### WHAT YOU WILL DO
Wherever the word "Action" appears in the entries, copy the whole line.

----- INFORMATION SHOWN

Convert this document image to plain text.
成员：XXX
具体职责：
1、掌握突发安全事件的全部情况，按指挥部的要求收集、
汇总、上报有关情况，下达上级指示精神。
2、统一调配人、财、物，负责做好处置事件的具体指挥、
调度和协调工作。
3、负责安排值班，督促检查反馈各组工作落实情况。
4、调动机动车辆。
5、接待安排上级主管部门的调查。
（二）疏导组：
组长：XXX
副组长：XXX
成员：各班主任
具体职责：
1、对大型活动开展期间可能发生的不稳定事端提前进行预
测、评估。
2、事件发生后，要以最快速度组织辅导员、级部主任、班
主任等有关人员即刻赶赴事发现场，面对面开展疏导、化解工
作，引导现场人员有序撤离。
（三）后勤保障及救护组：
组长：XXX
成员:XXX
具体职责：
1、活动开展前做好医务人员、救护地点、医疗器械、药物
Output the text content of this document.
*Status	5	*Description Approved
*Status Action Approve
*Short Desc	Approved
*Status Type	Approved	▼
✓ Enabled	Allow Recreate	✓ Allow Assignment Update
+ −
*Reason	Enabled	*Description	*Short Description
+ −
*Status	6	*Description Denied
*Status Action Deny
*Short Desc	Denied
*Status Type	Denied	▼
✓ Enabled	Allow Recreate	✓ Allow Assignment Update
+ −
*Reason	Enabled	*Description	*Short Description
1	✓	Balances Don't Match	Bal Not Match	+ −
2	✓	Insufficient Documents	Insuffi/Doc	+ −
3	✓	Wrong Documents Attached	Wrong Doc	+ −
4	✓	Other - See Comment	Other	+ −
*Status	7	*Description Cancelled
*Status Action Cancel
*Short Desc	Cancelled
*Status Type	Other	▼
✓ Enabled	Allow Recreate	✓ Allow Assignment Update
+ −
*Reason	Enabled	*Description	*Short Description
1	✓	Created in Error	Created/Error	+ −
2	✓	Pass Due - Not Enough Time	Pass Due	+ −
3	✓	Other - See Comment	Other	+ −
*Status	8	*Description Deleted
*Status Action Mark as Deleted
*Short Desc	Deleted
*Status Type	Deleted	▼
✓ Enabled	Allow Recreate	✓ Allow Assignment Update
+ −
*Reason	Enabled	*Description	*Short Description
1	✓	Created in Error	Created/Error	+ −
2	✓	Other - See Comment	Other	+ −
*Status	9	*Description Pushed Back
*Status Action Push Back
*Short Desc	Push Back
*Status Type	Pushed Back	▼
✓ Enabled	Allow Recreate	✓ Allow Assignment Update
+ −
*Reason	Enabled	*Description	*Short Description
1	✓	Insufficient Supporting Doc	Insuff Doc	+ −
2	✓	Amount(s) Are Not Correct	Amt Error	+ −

----------

### RESULT OF THIS EXERCISE
*Status Action Approve
*Status Action Deny
*Status Action Cancel
*Status Action Mark as Deleted
*Status Action Push Back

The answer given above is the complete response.